-- START OF Extracted data --
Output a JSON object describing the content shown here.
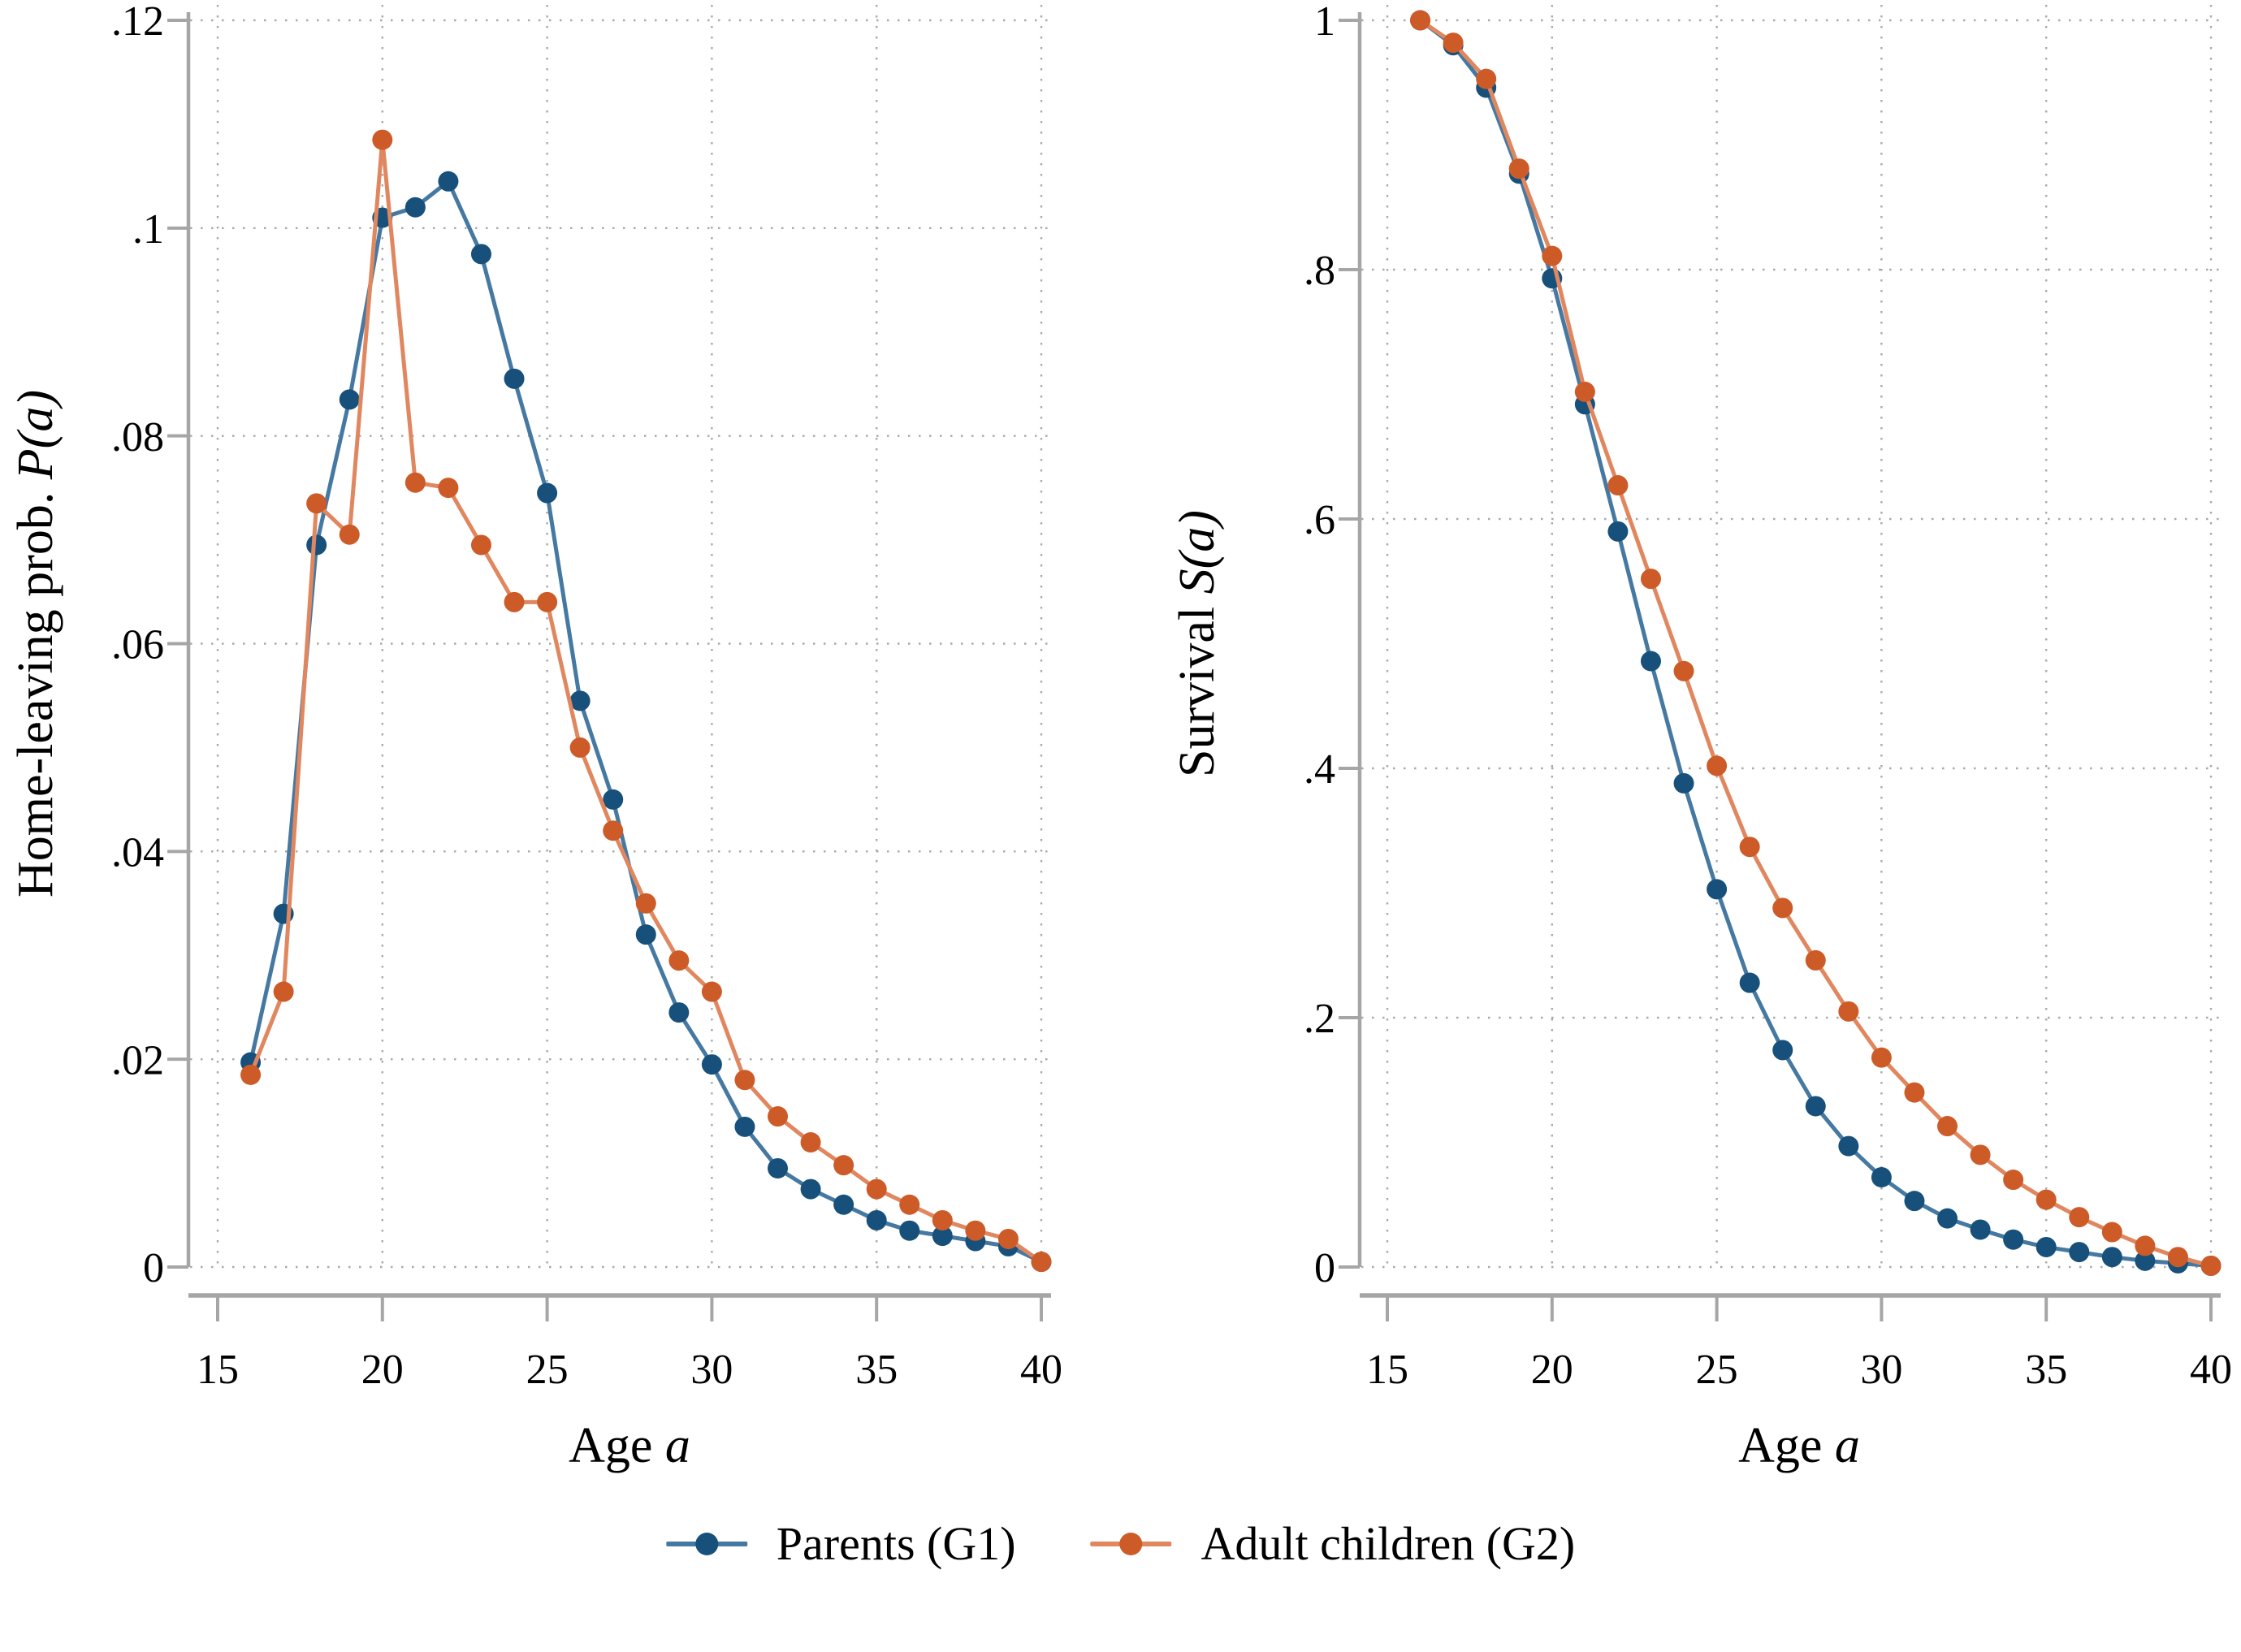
{
  "figure": {
    "background": "#ffffff",
    "panels_count": 2
  },
  "colors": {
    "g1_marker": "#17517b",
    "g1_line": "#4579a2",
    "g2_marker": "#cd5b28",
    "g2_line": "#e0875f",
    "axis": "#a6a6a6",
    "grid": "#a9a9a9",
    "text": "#000000",
    "background": "#ffffff"
  },
  "legend": {
    "position": "bottom-center",
    "items": [
      {
        "label": "Parents (G1)",
        "marker_color": "#17517b",
        "line_color": "#4579a2"
      },
      {
        "label": "Adult children (G2)",
        "marker_color": "#cd5b28",
        "line_color": "#e0875f"
      }
    ]
  },
  "chart_data": [
    {
      "type": "line",
      "name": "home-leaving-probability",
      "title": "",
      "xlabel": "Age",
      "xlabel_math": "a",
      "ylabel": "Home-leaving prob.",
      "ylabel_math": "P(a)",
      "xlim": [
        15,
        40
      ],
      "ylim": [
        0,
        0.12
      ],
      "xticks": [
        15,
        20,
        25,
        30,
        35,
        40
      ],
      "xtick_labels": [
        "15",
        "20",
        "25",
        "30",
        "35",
        "40"
      ],
      "yticks": [
        0,
        0.02,
        0.04,
        0.06,
        0.08,
        0.1,
        0.12
      ],
      "ytick_labels": [
        "0",
        ".02",
        ".04",
        ".06",
        ".08",
        ".1",
        ".12"
      ],
      "grid": true,
      "legend_position": "shared-bottom",
      "x": [
        16,
        17,
        18,
        19,
        20,
        21,
        22,
        23,
        24,
        25,
        26,
        27,
        28,
        29,
        30,
        31,
        32,
        33,
        34,
        35,
        36,
        37,
        38,
        39,
        40
      ],
      "series": [
        {
          "name": "Parents (G1)",
          "marker_color": "#17517b",
          "line_color": "#4579a2",
          "values": [
            0.0197,
            0.034,
            0.0695,
            0.0835,
            0.101,
            0.102,
            0.1045,
            0.0975,
            0.0855,
            0.0745,
            0.0545,
            0.045,
            0.032,
            0.0245,
            0.0195,
            0.0135,
            0.0095,
            0.0075,
            0.006,
            0.0045,
            0.0035,
            0.003,
            0.0025,
            0.002,
            0.0005
          ]
        },
        {
          "name": "Adult children (G2)",
          "marker_color": "#cd5b28",
          "line_color": "#e0875f",
          "values": [
            0.0185,
            0.0265,
            0.0735,
            0.0705,
            0.1085,
            0.0755,
            0.075,
            0.0695,
            0.064,
            0.064,
            0.05,
            0.042,
            0.035,
            0.0295,
            0.0265,
            0.018,
            0.0145,
            0.012,
            0.0098,
            0.0075,
            0.006,
            0.0045,
            0.0035,
            0.0027,
            0.0005
          ]
        }
      ]
    },
    {
      "type": "line",
      "name": "survival",
      "title": "",
      "xlabel": "Age",
      "xlabel_math": "a",
      "ylabel": "Survival",
      "ylabel_math": "S(a)",
      "xlim": [
        15,
        40
      ],
      "ylim": [
        0,
        1
      ],
      "xticks": [
        15,
        20,
        25,
        30,
        35,
        40
      ],
      "xtick_labels": [
        "15",
        "20",
        "25",
        "30",
        "35",
        "40"
      ],
      "yticks": [
        0,
        0.2,
        0.4,
        0.6,
        0.8,
        1
      ],
      "ytick_labels": [
        "0",
        ".2",
        ".4",
        ".6",
        ".8",
        "1"
      ],
      "grid": true,
      "legend_position": "shared-bottom",
      "x": [
        16,
        17,
        18,
        19,
        20,
        21,
        22,
        23,
        24,
        25,
        26,
        27,
        28,
        29,
        30,
        31,
        32,
        33,
        34,
        35,
        36,
        37,
        38,
        39,
        40
      ],
      "series": [
        {
          "name": "Parents (G1)",
          "marker_color": "#17517b",
          "line_color": "#4579a2",
          "values": [
            1.0,
            0.98,
            0.946,
            0.877,
            0.793,
            0.692,
            0.59,
            0.486,
            0.388,
            0.303,
            0.228,
            0.174,
            0.129,
            0.097,
            0.072,
            0.053,
            0.039,
            0.03,
            0.022,
            0.016,
            0.012,
            0.008,
            0.005,
            0.003,
            0.001
          ]
        },
        {
          "name": "Adult children (G2)",
          "marker_color": "#cd5b28",
          "line_color": "#e0875f",
          "values": [
            1.0,
            0.982,
            0.953,
            0.881,
            0.811,
            0.702,
            0.627,
            0.552,
            0.478,
            0.402,
            0.337,
            0.288,
            0.246,
            0.205,
            0.168,
            0.14,
            0.113,
            0.09,
            0.07,
            0.054,
            0.04,
            0.028,
            0.017,
            0.008,
            0.001
          ]
        }
      ]
    }
  ]
}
-- END OF Extracted data --
• _Problem_
Without the pictures, extract every entry verbatim.

• _Output_
Output a JSON object describing the content shown here.
{
  "figure": {
    "background": "#ffffff",
    "panels_count": 2
  },
  "colors": {
    "g1_marker": "#17517b",
    "g1_line": "#4579a2",
    "g2_marker": "#cd5b28",
    "g2_line": "#e0875f",
    "axis": "#a6a6a6",
    "grid": "#a9a9a9",
    "text": "#000000",
    "background": "#ffffff"
  },
  "legend": {
    "position": "bottom-center",
    "items": [
      {
        "label": "Parents (G1)",
        "marker_color": "#17517b",
        "line_color": "#4579a2"
      },
      {
        "label": "Adult children (G2)",
        "marker_color": "#cd5b28",
        "line_color": "#e0875f"
      }
    ]
  },
  "chart_data": [
    {
      "type": "line",
      "name": "home-leaving-probability",
      "title": "",
      "xlabel": "Age",
      "xlabel_math": "a",
      "ylabel": "Home-leaving prob.",
      "ylabel_math": "P(a)",
      "xlim": [
        15,
        40
      ],
      "ylim": [
        0,
        0.12
      ],
      "xticks": [
        15,
        20,
        25,
        30,
        35,
        40
      ],
      "xtick_labels": [
        "15",
        "20",
        "25",
        "30",
        "35",
        "40"
      ],
      "yticks": [
        0,
        0.02,
        0.04,
        0.06,
        0.08,
        0.1,
        0.12
      ],
      "ytick_labels": [
        "0",
        ".02",
        ".04",
        ".06",
        ".08",
        ".1",
        ".12"
      ],
      "grid": true,
      "legend_position": "shared-bottom",
      "x": [
        16,
        17,
        18,
        19,
        20,
        21,
        22,
        23,
        24,
        25,
        26,
        27,
        28,
        29,
        30,
        31,
        32,
        33,
        34,
        35,
        36,
        37,
        38,
        39,
        40
      ],
      "series": [
        {
          "name": "Parents (G1)",
          "marker_color": "#17517b",
          "line_color": "#4579a2",
          "values": [
            0.0197,
            0.034,
            0.0695,
            0.0835,
            0.101,
            0.102,
            0.1045,
            0.0975,
            0.0855,
            0.0745,
            0.0545,
            0.045,
            0.032,
            0.0245,
            0.0195,
            0.0135,
            0.0095,
            0.0075,
            0.006,
            0.0045,
            0.0035,
            0.003,
            0.0025,
            0.002,
            0.0005
          ]
        },
        {
          "name": "Adult children (G2)",
          "marker_color": "#cd5b28",
          "line_color": "#e0875f",
          "values": [
            0.0185,
            0.0265,
            0.0735,
            0.0705,
            0.1085,
            0.0755,
            0.075,
            0.0695,
            0.064,
            0.064,
            0.05,
            0.042,
            0.035,
            0.0295,
            0.0265,
            0.018,
            0.0145,
            0.012,
            0.0098,
            0.0075,
            0.006,
            0.0045,
            0.0035,
            0.0027,
            0.0005
          ]
        }
      ]
    },
    {
      "type": "line",
      "name": "survival",
      "title": "",
      "xlabel": "Age",
      "xlabel_math": "a",
      "ylabel": "Survival",
      "ylabel_math": "S(a)",
      "xlim": [
        15,
        40
      ],
      "ylim": [
        0,
        1
      ],
      "xticks": [
        15,
        20,
        25,
        30,
        35,
        40
      ],
      "xtick_labels": [
        "15",
        "20",
        "25",
        "30",
        "35",
        "40"
      ],
      "yticks": [
        0,
        0.2,
        0.4,
        0.6,
        0.8,
        1
      ],
      "ytick_labels": [
        "0",
        ".2",
        ".4",
        ".6",
        ".8",
        "1"
      ],
      "grid": true,
      "legend_position": "shared-bottom",
      "x": [
        16,
        17,
        18,
        19,
        20,
        21,
        22,
        23,
        24,
        25,
        26,
        27,
        28,
        29,
        30,
        31,
        32,
        33,
        34,
        35,
        36,
        37,
        38,
        39,
        40
      ],
      "series": [
        {
          "name": "Parents (G1)",
          "marker_color": "#17517b",
          "line_color": "#4579a2",
          "values": [
            1.0,
            0.98,
            0.946,
            0.877,
            0.793,
            0.692,
            0.59,
            0.486,
            0.388,
            0.303,
            0.228,
            0.174,
            0.129,
            0.097,
            0.072,
            0.053,
            0.039,
            0.03,
            0.022,
            0.016,
            0.012,
            0.008,
            0.005,
            0.003,
            0.001
          ]
        },
        {
          "name": "Adult children (G2)",
          "marker_color": "#cd5b28",
          "line_color": "#e0875f",
          "values": [
            1.0,
            0.982,
            0.953,
            0.881,
            0.811,
            0.702,
            0.627,
            0.552,
            0.478,
            0.402,
            0.337,
            0.288,
            0.246,
            0.205,
            0.168,
            0.14,
            0.113,
            0.09,
            0.07,
            0.054,
            0.04,
            0.028,
            0.017,
            0.008,
            0.001
          ]
        }
      ]
    }
  ]
}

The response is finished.